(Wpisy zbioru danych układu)
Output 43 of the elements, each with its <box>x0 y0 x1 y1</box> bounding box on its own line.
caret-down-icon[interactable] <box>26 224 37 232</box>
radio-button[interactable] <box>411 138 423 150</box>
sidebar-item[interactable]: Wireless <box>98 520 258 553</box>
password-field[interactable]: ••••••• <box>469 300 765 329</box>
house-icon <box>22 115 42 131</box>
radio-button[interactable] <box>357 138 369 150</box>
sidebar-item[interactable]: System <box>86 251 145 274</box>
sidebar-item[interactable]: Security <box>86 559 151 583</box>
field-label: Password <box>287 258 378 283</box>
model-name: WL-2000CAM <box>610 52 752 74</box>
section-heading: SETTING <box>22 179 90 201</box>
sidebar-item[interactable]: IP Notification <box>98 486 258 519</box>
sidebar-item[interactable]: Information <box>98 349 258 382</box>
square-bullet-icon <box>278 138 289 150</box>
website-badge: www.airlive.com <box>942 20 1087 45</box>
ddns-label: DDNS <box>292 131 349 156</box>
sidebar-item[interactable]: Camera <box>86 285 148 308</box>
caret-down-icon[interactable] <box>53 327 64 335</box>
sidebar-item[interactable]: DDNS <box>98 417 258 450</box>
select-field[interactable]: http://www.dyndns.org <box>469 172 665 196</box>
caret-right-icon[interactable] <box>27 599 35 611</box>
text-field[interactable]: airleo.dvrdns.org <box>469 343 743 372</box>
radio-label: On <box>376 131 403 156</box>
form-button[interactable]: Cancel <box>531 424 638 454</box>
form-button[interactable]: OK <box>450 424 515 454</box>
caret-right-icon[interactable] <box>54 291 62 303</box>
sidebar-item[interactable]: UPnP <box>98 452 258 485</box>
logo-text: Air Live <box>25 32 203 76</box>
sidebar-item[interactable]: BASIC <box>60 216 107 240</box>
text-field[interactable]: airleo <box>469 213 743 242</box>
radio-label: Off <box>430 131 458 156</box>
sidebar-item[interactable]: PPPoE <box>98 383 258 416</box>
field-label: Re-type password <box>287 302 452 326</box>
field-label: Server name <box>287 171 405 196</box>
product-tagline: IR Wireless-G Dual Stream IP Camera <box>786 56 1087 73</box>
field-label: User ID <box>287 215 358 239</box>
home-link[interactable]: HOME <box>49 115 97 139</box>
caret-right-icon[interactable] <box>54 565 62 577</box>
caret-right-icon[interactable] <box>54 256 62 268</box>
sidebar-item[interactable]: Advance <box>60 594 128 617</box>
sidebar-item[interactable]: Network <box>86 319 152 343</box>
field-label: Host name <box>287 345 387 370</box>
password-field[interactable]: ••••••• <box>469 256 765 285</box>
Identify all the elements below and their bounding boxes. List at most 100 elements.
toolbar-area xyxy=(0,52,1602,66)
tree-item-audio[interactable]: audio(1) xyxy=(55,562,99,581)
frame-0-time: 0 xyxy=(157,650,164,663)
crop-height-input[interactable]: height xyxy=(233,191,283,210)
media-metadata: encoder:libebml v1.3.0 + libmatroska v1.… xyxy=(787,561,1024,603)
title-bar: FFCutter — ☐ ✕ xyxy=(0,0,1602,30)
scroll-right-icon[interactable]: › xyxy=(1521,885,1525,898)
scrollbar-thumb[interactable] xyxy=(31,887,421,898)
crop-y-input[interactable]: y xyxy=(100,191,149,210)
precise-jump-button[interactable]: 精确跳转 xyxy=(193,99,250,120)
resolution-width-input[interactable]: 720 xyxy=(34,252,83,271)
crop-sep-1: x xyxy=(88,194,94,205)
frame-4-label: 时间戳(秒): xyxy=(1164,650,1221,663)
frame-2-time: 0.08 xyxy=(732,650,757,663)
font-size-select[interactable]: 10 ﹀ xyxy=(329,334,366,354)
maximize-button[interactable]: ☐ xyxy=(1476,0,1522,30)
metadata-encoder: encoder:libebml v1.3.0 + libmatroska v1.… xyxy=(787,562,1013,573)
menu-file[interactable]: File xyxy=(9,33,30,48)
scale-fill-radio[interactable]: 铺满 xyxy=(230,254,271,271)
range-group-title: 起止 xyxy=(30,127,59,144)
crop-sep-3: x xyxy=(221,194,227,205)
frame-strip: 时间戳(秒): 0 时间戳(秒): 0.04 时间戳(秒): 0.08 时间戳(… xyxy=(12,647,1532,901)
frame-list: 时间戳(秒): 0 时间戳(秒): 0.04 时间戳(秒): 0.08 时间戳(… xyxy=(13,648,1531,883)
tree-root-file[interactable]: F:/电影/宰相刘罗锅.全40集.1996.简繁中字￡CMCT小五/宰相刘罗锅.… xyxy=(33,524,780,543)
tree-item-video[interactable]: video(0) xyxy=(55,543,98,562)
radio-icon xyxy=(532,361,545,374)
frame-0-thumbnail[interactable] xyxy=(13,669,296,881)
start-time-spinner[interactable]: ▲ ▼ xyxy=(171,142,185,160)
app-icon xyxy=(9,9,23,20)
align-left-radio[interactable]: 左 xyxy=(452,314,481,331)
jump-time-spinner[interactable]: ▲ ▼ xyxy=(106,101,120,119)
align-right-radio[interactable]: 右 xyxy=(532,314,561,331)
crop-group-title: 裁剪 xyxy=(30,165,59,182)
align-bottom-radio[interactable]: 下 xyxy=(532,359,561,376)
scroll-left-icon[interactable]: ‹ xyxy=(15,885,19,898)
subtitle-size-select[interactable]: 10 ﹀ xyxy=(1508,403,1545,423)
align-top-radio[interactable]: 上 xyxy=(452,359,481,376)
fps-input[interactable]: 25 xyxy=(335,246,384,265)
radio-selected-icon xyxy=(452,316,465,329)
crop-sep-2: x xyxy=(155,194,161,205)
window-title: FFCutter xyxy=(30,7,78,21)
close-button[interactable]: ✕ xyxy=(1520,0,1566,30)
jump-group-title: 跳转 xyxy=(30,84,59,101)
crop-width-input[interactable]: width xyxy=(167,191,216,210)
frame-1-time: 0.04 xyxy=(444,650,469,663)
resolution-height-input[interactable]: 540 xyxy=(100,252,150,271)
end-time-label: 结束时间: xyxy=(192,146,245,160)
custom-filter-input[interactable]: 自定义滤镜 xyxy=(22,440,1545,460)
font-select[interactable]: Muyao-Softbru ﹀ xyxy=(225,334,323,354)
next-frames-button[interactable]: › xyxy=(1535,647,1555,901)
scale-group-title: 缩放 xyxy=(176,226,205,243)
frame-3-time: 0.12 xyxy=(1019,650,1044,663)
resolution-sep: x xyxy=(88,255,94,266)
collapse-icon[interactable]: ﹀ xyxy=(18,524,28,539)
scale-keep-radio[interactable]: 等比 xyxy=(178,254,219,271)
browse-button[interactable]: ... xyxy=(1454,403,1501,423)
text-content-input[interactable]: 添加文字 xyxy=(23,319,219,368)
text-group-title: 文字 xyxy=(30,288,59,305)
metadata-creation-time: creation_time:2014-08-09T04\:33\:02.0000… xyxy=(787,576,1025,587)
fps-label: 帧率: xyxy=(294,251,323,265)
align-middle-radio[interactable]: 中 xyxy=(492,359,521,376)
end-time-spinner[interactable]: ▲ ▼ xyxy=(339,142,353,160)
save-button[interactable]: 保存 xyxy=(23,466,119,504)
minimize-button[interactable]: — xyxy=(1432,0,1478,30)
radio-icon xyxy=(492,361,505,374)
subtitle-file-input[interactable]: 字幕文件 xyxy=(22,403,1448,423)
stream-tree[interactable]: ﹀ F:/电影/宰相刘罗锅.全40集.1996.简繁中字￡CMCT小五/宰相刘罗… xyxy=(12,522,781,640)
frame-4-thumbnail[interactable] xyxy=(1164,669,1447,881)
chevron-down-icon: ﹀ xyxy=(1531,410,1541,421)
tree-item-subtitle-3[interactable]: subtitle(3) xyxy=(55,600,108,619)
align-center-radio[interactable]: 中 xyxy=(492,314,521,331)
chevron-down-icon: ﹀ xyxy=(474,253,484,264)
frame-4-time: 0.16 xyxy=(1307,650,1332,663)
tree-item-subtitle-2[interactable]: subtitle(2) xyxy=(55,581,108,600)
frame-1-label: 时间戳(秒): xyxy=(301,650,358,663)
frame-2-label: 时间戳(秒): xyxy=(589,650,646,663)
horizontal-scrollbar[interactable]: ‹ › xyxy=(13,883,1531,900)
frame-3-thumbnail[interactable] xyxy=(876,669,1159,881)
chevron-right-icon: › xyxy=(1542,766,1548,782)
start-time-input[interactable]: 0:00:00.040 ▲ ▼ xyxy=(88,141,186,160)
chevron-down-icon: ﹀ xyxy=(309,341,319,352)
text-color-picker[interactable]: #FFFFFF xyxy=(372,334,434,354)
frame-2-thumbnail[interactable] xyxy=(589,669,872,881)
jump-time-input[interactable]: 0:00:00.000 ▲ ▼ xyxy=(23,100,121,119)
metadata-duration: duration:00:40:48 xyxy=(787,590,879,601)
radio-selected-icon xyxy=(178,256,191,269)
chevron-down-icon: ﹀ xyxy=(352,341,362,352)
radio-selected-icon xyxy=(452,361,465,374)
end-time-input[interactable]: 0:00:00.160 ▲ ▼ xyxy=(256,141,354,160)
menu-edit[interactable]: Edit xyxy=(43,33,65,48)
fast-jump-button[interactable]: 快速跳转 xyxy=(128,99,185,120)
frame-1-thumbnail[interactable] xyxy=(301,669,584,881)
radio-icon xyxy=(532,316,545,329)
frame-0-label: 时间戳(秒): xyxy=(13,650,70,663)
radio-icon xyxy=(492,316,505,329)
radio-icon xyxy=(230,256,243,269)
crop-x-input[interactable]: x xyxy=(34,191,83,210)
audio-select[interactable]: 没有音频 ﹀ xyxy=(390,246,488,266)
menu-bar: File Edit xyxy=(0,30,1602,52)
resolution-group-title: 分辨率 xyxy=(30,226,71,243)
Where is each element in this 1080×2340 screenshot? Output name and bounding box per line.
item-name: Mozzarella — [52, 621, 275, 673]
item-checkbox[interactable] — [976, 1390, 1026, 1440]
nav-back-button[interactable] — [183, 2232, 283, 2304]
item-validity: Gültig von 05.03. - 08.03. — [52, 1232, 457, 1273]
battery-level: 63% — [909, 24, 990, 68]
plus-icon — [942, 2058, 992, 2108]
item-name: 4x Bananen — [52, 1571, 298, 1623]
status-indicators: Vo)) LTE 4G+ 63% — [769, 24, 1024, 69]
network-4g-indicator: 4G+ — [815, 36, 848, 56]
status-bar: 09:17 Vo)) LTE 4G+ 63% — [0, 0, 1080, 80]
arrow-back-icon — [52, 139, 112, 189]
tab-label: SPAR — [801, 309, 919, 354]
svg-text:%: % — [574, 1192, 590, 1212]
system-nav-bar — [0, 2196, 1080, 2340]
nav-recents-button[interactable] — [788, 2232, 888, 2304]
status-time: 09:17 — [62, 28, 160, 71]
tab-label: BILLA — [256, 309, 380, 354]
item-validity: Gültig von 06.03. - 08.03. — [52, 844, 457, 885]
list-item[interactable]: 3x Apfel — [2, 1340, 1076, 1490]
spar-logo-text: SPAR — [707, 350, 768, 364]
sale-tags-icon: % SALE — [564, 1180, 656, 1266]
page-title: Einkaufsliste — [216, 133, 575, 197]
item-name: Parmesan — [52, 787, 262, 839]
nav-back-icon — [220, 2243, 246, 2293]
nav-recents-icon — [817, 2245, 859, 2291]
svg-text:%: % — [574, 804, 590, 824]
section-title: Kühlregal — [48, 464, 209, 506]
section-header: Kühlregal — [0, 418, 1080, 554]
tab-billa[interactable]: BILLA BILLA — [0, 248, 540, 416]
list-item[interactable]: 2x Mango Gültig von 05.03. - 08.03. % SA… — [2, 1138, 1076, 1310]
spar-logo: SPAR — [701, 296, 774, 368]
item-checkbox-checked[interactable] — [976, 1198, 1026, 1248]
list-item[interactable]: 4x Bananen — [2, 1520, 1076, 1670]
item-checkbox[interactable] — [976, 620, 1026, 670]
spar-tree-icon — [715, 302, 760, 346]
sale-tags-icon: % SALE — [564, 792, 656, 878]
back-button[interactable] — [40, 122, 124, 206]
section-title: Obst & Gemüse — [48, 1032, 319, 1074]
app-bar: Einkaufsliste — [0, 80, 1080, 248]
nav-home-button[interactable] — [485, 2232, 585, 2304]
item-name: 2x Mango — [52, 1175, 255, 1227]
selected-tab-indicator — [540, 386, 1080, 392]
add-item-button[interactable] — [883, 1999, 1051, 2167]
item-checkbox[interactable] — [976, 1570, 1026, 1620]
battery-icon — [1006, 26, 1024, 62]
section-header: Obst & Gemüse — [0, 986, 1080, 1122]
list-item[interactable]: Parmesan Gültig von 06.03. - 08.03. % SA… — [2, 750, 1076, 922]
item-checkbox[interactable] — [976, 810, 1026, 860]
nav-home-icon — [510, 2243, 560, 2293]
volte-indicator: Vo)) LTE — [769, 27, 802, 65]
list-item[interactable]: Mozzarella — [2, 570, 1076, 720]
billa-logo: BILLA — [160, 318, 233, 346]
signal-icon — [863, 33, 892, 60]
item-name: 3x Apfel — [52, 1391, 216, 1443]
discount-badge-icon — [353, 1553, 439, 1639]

** Treść zadania **
Powtórz dokładnie wiersze od początku wykazu aż do wiersza z „form-button[interactable]: Cancel <box>531” włącznie.

** Rozwiązanie zadania **
Output 43 of the elements, each with its <box>x0 y0 x1 y1</box> bounding box on its own line.
caret-down-icon[interactable] <box>26 224 37 232</box>
radio-button[interactable] <box>411 138 423 150</box>
sidebar-item[interactable]: Wireless <box>98 520 258 553</box>
password-field[interactable]: ••••••• <box>469 300 765 329</box>
house-icon <box>22 115 42 131</box>
radio-button[interactable] <box>357 138 369 150</box>
sidebar-item[interactable]: System <box>86 251 145 274</box>
sidebar-item[interactable]: Security <box>86 559 151 583</box>
field-label: Password <box>287 258 378 283</box>
model-name: WL-2000CAM <box>610 52 752 74</box>
section-heading: SETTING <box>22 179 90 201</box>
sidebar-item[interactable]: IP Notification <box>98 486 258 519</box>
sidebar-item[interactable]: Information <box>98 349 258 382</box>
square-bullet-icon <box>278 138 289 150</box>
website-badge: www.airlive.com <box>942 20 1087 45</box>
ddns-label: DDNS <box>292 131 349 156</box>
sidebar-item[interactable]: Camera <box>86 285 148 308</box>
caret-down-icon[interactable] <box>53 327 64 335</box>
sidebar-item[interactable]: DDNS <box>98 417 258 450</box>
select-field[interactable]: http://www.dyndns.org <box>469 172 665 196</box>
caret-right-icon[interactable] <box>27 599 35 611</box>
text-field[interactable]: airleo.dvrdns.org <box>469 343 743 372</box>
radio-label: On <box>376 131 403 156</box>
form-button[interactable]: Cancel <box>531 424 638 454</box>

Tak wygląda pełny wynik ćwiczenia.